Write out every line of the data below word for word, leaving out the pictures.

..........

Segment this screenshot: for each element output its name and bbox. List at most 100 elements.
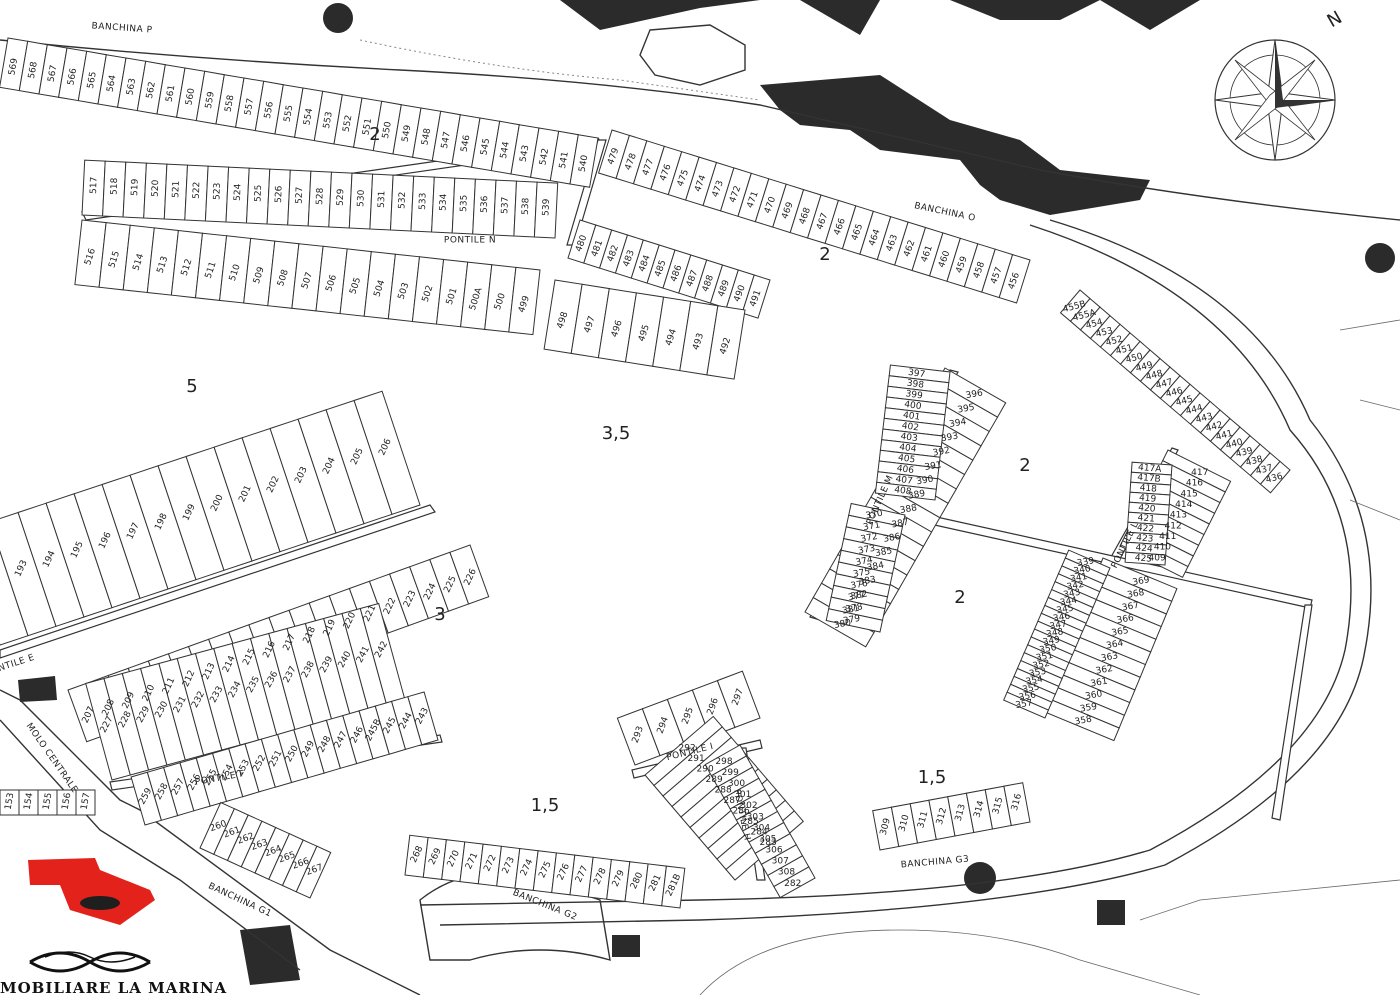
berth-label-286: 286 bbox=[732, 807, 749, 817]
berth-label-543: 543 bbox=[519, 144, 532, 163]
pier-pontile-e[interactable] bbox=[0, 504, 436, 659]
shoreline-north-dotted bbox=[359, 39, 761, 101]
pier-label-0: PONTILE N bbox=[444, 236, 496, 246]
berth-label-403: 403 bbox=[900, 432, 918, 444]
berth-label-394: 394 bbox=[949, 417, 968, 430]
berth-label-301: 301 bbox=[734, 790, 751, 800]
berth-label-383: 383 bbox=[858, 575, 877, 588]
walkway-l-east[interactable] bbox=[1271, 604, 1313, 821]
berth-label-537: 537 bbox=[500, 197, 511, 215]
berths-layer bbox=[0, 37, 1291, 909]
berth-label-376: 376 bbox=[850, 579, 869, 592]
berth-226[interactable] bbox=[449, 544, 490, 605]
berth-540[interactable] bbox=[569, 134, 599, 188]
berth-label-445: 445 bbox=[1175, 395, 1194, 409]
berth-label-531: 531 bbox=[377, 191, 388, 209]
berth-label-444: 444 bbox=[1185, 403, 1204, 417]
berth-label-304: 304 bbox=[753, 823, 770, 833]
berth-436[interactable] bbox=[1259, 460, 1291, 494]
berth-label-448: 448 bbox=[1145, 369, 1164, 383]
quay-label-1: BANCHINA O bbox=[913, 201, 976, 224]
berth-316[interactable] bbox=[1003, 782, 1031, 827]
berth-206[interactable] bbox=[353, 390, 421, 515]
berth-label-373: 373 bbox=[857, 544, 876, 557]
berth-label-521: 521 bbox=[171, 181, 182, 199]
berth-label-307: 307 bbox=[772, 857, 789, 867]
berth-label-415: 415 bbox=[1181, 489, 1198, 499]
berth-label-390: 390 bbox=[916, 474, 935, 487]
berth-label-420: 420 bbox=[1138, 503, 1156, 514]
berth-label-555: 555 bbox=[283, 104, 296, 123]
berth-label-392: 392 bbox=[932, 446, 951, 459]
berth-label-363: 363 bbox=[1100, 651, 1119, 664]
berth-label-565: 565 bbox=[86, 71, 99, 90]
berth-499[interactable] bbox=[508, 266, 541, 336]
berth-label-545: 545 bbox=[479, 138, 492, 157]
berth-label-352: 352 bbox=[1032, 659, 1051, 672]
berth-357[interactable] bbox=[1003, 691, 1050, 719]
berth-425[interactable] bbox=[1124, 551, 1167, 566]
depth-sounding-1: 2 bbox=[819, 244, 830, 265]
berth-label-449: 449 bbox=[1135, 360, 1154, 374]
berth-label-568: 568 bbox=[27, 61, 40, 80]
compass-rose-icon bbox=[1214, 39, 1336, 161]
berth-297[interactable] bbox=[716, 670, 761, 729]
berth-label-452: 452 bbox=[1105, 335, 1124, 349]
berth-label-402: 402 bbox=[901, 421, 919, 433]
berth-label-557: 557 bbox=[243, 98, 256, 117]
berth-label-377: 377 bbox=[847, 591, 866, 604]
berth-label-311: 311 bbox=[916, 810, 930, 829]
berth-259[interactable] bbox=[130, 771, 162, 826]
berth-label-564: 564 bbox=[106, 74, 119, 93]
berth-192[interactable] bbox=[0, 522, 29, 646]
berth-label-554: 554 bbox=[302, 107, 315, 126]
berth-456[interactable] bbox=[998, 253, 1031, 304]
depth-sounding-6: 3 bbox=[434, 604, 445, 625]
berth-label-367: 367 bbox=[1121, 601, 1140, 614]
berth-539[interactable] bbox=[533, 181, 559, 239]
shoreline-north bbox=[0, 39, 1400, 221]
berth-408[interactable] bbox=[874, 481, 937, 501]
berth-label-300: 300 bbox=[728, 779, 745, 789]
building-small-g2 bbox=[612, 935, 640, 957]
berth-label-519: 519 bbox=[130, 178, 141, 196]
berth-label-364: 364 bbox=[1106, 639, 1125, 652]
berth-label-552: 552 bbox=[342, 114, 355, 133]
berth-label-423: 423 bbox=[1136, 533, 1154, 544]
berth-label-538: 538 bbox=[521, 197, 532, 215]
berth-label-398: 398 bbox=[906, 379, 925, 391]
berth-label-298: 298 bbox=[715, 757, 732, 767]
berth-label-530: 530 bbox=[356, 189, 367, 207]
depth-sounding-2: 5 bbox=[186, 376, 197, 397]
berth-label-292: 292 bbox=[678, 744, 695, 754]
berth-282[interactable] bbox=[773, 866, 816, 899]
berth-label-358: 358 bbox=[1074, 715, 1093, 728]
berth-label-343: 343 bbox=[1063, 588, 1082, 601]
berth-label-353: 353 bbox=[1028, 667, 1047, 680]
berth-491[interactable] bbox=[741, 274, 771, 319]
tower-marker-east bbox=[1365, 243, 1395, 273]
berth-label-355: 355 bbox=[1022, 682, 1041, 695]
berth-267[interactable] bbox=[295, 845, 332, 899]
berth-label-558: 558 bbox=[224, 94, 237, 113]
quay-label-0: BANCHINA P bbox=[91, 21, 153, 35]
brand-knot-logo-icon bbox=[29, 951, 151, 973]
berth-492[interactable] bbox=[706, 305, 746, 380]
berth-379[interactable] bbox=[825, 608, 884, 633]
berth-label-447: 447 bbox=[1155, 377, 1174, 391]
berth-label-371: 371 bbox=[862, 520, 881, 533]
berth-157[interactable] bbox=[75, 789, 96, 816]
building-top-mid bbox=[800, 0, 880, 35]
berth-label-409: 409 bbox=[1149, 553, 1166, 563]
berth-label-542: 542 bbox=[538, 148, 551, 167]
berth-label-419: 419 bbox=[1139, 493, 1157, 504]
berth-label-567: 567 bbox=[47, 64, 60, 83]
berth-label-414: 414 bbox=[1175, 500, 1192, 510]
molo-centrale-outline-inner bbox=[0, 719, 301, 971]
berth-281B[interactable] bbox=[661, 865, 686, 909]
berth-label-561: 561 bbox=[165, 84, 178, 103]
berth-label-303: 303 bbox=[747, 812, 764, 822]
berth-label-153: 153 bbox=[4, 792, 17, 811]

..........

PROBLEM SOLUTION:
Segment this screenshot: for each element output its name and bbox. List at most 100 elements.
berth-label-286: 286 bbox=[732, 807, 749, 817]
berth-label-543: 543 bbox=[519, 144, 532, 163]
pier-pontile-e[interactable] bbox=[0, 504, 436, 659]
shoreline-north-dotted bbox=[359, 39, 761, 101]
pier-label-0: PONTILE N bbox=[444, 236, 496, 246]
berth-label-403: 403 bbox=[900, 432, 918, 444]
berth-label-394: 394 bbox=[949, 417, 968, 430]
berth-label-301: 301 bbox=[734, 790, 751, 800]
berth-label-383: 383 bbox=[858, 575, 877, 588]
walkway-l-east[interactable] bbox=[1271, 604, 1313, 821]
berth-label-537: 537 bbox=[500, 197, 511, 215]
berths-layer bbox=[0, 37, 1291, 909]
berth-label-376: 376 bbox=[850, 579, 869, 592]
berth-226[interactable] bbox=[449, 544, 490, 605]
berth-540[interactable] bbox=[569, 134, 599, 188]
berth-label-445: 445 bbox=[1175, 395, 1194, 409]
berth-label-531: 531 bbox=[377, 191, 388, 209]
berth-label-444: 444 bbox=[1185, 403, 1204, 417]
berth-label-304: 304 bbox=[753, 823, 770, 833]
berth-436[interactable] bbox=[1259, 460, 1291, 494]
berth-label-448: 448 bbox=[1145, 369, 1164, 383]
quay-label-1: BANCHINA O bbox=[913, 201, 976, 224]
berth-316[interactable] bbox=[1003, 782, 1031, 827]
berth-206[interactable] bbox=[353, 390, 421, 515]
berth-label-373: 373 bbox=[857, 544, 876, 557]
berth-label-521: 521 bbox=[171, 181, 182, 199]
berth-label-307: 307 bbox=[772, 857, 789, 867]
berth-label-415: 415 bbox=[1181, 489, 1198, 499]
berth-label-390: 390 bbox=[916, 474, 935, 487]
berth-label-420: 420 bbox=[1138, 503, 1156, 514]
berth-label-555: 555 bbox=[283, 104, 296, 123]
berth-label-392: 392 bbox=[932, 446, 951, 459]
berth-label-363: 363 bbox=[1100, 651, 1119, 664]
berth-label-565: 565 bbox=[86, 71, 99, 90]
berth-499[interactable] bbox=[508, 266, 541, 336]
berth-label-545: 545 bbox=[479, 138, 492, 157]
berth-label-352: 352 bbox=[1032, 659, 1051, 672]
berth-357[interactable] bbox=[1003, 691, 1050, 719]
berth-425[interactable] bbox=[1124, 551, 1167, 566]
depth-sounding-1: 2 bbox=[819, 244, 830, 265]
berth-label-449: 449 bbox=[1135, 360, 1154, 374]
berth-label-568: 568 bbox=[27, 61, 40, 80]
compass-rose-icon bbox=[1214, 39, 1336, 161]
berth-297[interactable] bbox=[716, 670, 761, 729]
berth-label-452: 452 bbox=[1105, 335, 1124, 349]
berth-label-402: 402 bbox=[901, 421, 919, 433]
berth-label-557: 557 bbox=[243, 98, 256, 117]
berth-label-377: 377 bbox=[847, 591, 866, 604]
berth-label-311: 311 bbox=[916, 810, 930, 829]
berth-259[interactable] bbox=[130, 771, 162, 826]
berth-label-564: 564 bbox=[106, 74, 119, 93]
berth-192[interactable] bbox=[0, 522, 29, 646]
berth-label-554: 554 bbox=[302, 107, 315, 126]
berth-456[interactable] bbox=[998, 253, 1031, 304]
depth-sounding-6: 3 bbox=[434, 604, 445, 625]
berth-label-367: 367 bbox=[1121, 601, 1140, 614]
berth-539[interactable] bbox=[533, 181, 559, 239]
shoreline-north bbox=[0, 39, 1400, 221]
berth-408[interactable] bbox=[874, 481, 937, 501]
berth-label-300: 300 bbox=[728, 779, 745, 789]
building-small-g2 bbox=[612, 935, 640, 957]
berth-label-519: 519 bbox=[130, 178, 141, 196]
berth-label-364: 364 bbox=[1106, 639, 1125, 652]
berth-label-552: 552 bbox=[342, 114, 355, 133]
berth-label-423: 423 bbox=[1136, 533, 1154, 544]
berth-label-538: 538 bbox=[521, 197, 532, 215]
berth-label-398: 398 bbox=[906, 379, 925, 391]
berth-label-298: 298 bbox=[715, 757, 732, 767]
berth-label-530: 530 bbox=[356, 189, 367, 207]
depth-sounding-2: 5 bbox=[186, 376, 197, 397]
berth-label-292: 292 bbox=[678, 744, 695, 754]
berth-282[interactable] bbox=[773, 866, 816, 899]
berth-label-358: 358 bbox=[1074, 715, 1093, 728]
berth-label-343: 343 bbox=[1063, 588, 1082, 601]
berth-label-353: 353 bbox=[1028, 667, 1047, 680]
berth-491[interactable] bbox=[741, 274, 771, 319]
tower-marker-east bbox=[1365, 243, 1395, 273]
berth-label-355: 355 bbox=[1022, 682, 1041, 695]
berth-267[interactable] bbox=[295, 845, 332, 899]
berth-label-558: 558 bbox=[224, 94, 237, 113]
quay-label-0: BANCHINA P bbox=[91, 21, 153, 35]
brand-knot-logo-icon bbox=[29, 951, 151, 973]
berth-492[interactable] bbox=[706, 305, 746, 380]
berth-379[interactable] bbox=[825, 608, 884, 633]
berth-label-447: 447 bbox=[1155, 377, 1174, 391]
berth-label-371: 371 bbox=[862, 520, 881, 533]
berth-157[interactable] bbox=[75, 789, 96, 816]
building-top-mid bbox=[800, 0, 880, 35]
berth-label-409: 409 bbox=[1149, 553, 1166, 563]
berth-label-542: 542 bbox=[538, 148, 551, 167]
berth-label-419: 419 bbox=[1139, 493, 1157, 504]
berth-label-567: 567 bbox=[47, 64, 60, 83]
berth-label-414: 414 bbox=[1175, 500, 1192, 510]
molo-centrale-outline-inner bbox=[0, 719, 301, 971]
berth-281B[interactable] bbox=[661, 865, 686, 909]
berth-label-561: 561 bbox=[165, 84, 178, 103]
berth-label-303: 303 bbox=[747, 812, 764, 822]
berth-label-153: 153 bbox=[4, 792, 17, 811]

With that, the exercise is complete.